### INSTRUCTIONS TO FOLLOW:
Locate each line below that includes "state" and reproduce it.

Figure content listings
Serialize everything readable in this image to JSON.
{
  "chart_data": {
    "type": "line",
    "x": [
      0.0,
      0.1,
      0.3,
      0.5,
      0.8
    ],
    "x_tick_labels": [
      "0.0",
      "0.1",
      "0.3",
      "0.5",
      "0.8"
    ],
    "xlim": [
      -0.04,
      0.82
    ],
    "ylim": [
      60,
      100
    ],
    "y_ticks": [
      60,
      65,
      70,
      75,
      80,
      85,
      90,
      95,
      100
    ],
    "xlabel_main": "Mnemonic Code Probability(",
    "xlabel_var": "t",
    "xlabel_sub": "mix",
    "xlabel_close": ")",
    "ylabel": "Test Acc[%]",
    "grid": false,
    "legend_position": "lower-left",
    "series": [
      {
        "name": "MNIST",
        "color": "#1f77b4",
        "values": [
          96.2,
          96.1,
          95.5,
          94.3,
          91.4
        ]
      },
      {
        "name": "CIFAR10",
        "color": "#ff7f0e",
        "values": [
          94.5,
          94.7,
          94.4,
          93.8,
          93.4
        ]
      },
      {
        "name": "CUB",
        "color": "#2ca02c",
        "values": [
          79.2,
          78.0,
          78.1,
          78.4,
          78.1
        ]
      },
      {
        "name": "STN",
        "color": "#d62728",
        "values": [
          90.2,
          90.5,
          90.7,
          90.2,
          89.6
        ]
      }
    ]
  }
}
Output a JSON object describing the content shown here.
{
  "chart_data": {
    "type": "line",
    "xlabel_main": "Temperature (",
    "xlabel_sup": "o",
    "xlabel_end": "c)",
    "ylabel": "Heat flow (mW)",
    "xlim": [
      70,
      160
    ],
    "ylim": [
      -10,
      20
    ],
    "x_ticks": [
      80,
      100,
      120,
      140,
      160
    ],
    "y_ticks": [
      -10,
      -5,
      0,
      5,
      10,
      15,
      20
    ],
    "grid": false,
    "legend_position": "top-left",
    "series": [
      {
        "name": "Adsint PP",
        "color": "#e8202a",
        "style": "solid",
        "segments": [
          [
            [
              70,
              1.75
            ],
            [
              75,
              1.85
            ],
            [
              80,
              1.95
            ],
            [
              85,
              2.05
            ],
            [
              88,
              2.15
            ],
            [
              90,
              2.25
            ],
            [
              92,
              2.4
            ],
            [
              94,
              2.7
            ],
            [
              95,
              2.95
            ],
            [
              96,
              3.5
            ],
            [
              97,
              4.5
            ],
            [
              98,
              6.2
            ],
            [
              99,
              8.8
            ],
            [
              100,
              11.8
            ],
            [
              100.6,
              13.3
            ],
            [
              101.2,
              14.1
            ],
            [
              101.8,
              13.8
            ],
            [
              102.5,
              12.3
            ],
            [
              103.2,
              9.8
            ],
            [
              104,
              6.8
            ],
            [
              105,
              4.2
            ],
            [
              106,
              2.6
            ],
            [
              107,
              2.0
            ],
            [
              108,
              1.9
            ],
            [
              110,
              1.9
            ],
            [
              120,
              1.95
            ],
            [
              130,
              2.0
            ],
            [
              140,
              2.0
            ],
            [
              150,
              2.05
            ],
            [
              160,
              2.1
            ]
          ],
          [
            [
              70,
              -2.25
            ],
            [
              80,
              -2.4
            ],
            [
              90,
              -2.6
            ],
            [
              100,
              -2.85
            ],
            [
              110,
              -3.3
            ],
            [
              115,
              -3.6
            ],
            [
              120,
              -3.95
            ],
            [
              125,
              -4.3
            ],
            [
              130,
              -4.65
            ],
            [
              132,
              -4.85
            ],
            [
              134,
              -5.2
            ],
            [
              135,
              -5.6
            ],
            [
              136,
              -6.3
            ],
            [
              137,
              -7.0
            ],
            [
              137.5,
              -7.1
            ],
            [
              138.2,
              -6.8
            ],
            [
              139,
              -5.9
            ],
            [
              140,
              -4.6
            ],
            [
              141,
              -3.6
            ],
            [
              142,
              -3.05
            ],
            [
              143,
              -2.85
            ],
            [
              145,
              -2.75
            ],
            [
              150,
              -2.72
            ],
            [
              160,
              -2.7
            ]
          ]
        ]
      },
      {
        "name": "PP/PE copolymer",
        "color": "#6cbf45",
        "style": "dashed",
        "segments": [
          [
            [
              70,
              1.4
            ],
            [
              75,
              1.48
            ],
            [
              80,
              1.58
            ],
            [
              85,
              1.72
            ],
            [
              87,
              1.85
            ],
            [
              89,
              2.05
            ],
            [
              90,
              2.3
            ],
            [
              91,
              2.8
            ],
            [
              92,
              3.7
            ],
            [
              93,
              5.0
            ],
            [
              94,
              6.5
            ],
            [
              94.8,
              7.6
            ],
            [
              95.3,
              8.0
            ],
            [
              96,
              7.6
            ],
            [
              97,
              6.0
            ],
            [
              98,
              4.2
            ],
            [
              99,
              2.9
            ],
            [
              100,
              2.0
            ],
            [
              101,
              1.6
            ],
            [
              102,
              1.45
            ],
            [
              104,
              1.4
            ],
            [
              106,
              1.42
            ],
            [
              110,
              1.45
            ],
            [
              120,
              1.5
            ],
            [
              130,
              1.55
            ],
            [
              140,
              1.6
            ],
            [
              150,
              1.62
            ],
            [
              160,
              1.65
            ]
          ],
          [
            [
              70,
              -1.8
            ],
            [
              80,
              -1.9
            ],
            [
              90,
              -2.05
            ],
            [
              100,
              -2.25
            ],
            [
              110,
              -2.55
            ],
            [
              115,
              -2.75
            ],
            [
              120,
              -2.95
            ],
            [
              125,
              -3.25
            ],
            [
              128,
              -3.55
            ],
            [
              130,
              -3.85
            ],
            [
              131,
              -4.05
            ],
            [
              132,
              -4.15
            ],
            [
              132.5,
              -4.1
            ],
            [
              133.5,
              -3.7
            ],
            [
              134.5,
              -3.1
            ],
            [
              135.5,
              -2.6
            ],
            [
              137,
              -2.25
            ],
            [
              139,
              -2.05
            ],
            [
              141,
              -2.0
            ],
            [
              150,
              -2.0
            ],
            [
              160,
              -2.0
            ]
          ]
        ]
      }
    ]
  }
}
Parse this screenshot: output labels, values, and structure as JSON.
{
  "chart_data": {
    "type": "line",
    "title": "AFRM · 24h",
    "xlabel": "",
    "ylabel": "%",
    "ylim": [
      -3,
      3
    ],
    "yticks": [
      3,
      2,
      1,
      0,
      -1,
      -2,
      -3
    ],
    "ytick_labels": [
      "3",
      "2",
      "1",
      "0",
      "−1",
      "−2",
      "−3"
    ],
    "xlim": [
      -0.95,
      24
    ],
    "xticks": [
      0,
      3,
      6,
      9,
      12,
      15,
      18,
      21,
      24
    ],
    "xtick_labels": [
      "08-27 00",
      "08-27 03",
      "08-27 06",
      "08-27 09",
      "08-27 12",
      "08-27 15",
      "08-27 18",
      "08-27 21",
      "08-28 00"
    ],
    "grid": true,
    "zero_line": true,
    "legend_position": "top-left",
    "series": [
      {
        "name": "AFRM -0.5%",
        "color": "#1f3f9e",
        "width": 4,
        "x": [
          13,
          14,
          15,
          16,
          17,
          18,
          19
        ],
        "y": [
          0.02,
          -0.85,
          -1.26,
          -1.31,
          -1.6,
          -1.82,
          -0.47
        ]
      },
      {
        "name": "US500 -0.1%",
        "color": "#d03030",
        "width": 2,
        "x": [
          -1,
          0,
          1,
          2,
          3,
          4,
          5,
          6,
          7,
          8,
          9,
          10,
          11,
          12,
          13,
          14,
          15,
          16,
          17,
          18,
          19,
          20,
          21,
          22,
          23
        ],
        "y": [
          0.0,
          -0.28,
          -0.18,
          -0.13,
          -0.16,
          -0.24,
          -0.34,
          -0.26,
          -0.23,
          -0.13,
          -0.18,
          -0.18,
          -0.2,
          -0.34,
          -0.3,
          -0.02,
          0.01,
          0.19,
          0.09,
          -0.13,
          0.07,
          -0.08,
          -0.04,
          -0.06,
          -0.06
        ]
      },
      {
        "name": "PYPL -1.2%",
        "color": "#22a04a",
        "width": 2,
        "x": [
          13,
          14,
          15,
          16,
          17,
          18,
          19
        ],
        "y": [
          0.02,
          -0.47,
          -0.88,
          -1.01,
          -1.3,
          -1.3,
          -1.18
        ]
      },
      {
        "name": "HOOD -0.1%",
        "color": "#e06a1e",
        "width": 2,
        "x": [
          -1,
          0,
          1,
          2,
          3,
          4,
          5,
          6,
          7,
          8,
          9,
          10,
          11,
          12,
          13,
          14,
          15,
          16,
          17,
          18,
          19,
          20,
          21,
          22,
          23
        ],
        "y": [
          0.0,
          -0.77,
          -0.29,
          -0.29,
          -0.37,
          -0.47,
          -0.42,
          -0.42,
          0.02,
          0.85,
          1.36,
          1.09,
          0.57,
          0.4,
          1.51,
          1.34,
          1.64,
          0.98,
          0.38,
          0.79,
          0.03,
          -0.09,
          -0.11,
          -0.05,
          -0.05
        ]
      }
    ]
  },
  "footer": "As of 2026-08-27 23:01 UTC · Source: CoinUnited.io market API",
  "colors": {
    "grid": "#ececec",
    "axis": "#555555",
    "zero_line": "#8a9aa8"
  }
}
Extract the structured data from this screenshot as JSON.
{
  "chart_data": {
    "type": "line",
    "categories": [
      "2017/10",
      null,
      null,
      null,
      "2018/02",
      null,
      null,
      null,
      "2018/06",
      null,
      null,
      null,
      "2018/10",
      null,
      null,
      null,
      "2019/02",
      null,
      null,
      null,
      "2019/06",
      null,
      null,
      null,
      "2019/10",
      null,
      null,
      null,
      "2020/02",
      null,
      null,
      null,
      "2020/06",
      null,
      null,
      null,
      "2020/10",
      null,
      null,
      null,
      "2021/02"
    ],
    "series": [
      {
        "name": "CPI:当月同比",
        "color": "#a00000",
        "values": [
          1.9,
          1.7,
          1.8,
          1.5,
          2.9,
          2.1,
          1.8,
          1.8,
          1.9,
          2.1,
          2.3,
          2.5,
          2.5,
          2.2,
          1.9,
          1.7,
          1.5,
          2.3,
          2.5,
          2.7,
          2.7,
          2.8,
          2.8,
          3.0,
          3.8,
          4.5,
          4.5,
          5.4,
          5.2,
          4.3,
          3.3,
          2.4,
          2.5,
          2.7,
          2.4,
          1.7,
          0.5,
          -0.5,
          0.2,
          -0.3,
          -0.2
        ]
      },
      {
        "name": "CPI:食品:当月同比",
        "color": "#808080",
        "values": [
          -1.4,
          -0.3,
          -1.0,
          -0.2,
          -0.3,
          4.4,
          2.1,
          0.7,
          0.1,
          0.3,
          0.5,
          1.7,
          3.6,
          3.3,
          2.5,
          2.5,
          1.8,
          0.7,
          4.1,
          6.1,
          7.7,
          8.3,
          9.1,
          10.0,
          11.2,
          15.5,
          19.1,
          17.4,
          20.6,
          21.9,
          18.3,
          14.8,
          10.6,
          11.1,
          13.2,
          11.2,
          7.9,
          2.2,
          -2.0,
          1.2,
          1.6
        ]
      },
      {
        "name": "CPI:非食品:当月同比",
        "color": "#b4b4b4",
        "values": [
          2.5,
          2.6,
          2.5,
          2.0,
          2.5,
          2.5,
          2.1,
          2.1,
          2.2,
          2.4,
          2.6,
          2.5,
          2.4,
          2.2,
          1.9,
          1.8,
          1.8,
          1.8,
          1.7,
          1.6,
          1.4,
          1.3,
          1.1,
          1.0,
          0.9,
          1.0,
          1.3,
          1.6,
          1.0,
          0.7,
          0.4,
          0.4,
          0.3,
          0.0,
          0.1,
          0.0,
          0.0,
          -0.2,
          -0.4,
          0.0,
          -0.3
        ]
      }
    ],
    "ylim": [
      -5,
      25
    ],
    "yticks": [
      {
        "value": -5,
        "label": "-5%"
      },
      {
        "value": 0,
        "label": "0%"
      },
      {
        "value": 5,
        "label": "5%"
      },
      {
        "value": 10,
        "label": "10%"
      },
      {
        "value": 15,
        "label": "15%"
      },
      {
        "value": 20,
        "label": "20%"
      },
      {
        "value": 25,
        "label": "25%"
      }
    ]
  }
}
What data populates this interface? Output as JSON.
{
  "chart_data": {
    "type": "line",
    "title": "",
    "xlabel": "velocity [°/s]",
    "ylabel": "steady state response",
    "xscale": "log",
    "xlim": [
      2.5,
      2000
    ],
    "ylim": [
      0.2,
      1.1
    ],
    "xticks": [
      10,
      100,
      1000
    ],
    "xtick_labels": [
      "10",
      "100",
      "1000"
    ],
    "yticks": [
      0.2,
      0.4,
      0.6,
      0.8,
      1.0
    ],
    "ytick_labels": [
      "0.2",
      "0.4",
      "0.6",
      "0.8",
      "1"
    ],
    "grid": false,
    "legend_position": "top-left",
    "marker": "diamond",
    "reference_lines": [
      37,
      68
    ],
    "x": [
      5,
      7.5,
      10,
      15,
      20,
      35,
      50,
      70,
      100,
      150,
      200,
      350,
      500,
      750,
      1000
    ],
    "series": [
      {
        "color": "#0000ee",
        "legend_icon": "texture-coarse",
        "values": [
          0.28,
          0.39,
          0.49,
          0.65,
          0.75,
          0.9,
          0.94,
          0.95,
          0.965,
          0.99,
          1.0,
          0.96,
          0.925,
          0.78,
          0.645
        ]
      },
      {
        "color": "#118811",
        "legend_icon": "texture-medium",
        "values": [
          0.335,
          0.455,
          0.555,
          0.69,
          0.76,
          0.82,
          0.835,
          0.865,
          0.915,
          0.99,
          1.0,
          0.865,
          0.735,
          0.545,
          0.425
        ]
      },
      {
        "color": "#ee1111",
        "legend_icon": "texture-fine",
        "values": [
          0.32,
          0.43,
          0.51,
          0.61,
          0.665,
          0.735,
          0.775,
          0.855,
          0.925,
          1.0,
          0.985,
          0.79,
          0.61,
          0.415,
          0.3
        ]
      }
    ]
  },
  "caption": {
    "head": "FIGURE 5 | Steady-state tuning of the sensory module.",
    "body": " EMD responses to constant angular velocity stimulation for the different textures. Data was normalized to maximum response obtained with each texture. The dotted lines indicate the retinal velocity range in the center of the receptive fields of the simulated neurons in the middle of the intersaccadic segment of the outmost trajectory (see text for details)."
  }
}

### SOLUTION TO THIS PROBLEM:
    "ylabel": "steady state response",
    "head": "FIGURE 5 | Steady-state tuning of the sensory module.",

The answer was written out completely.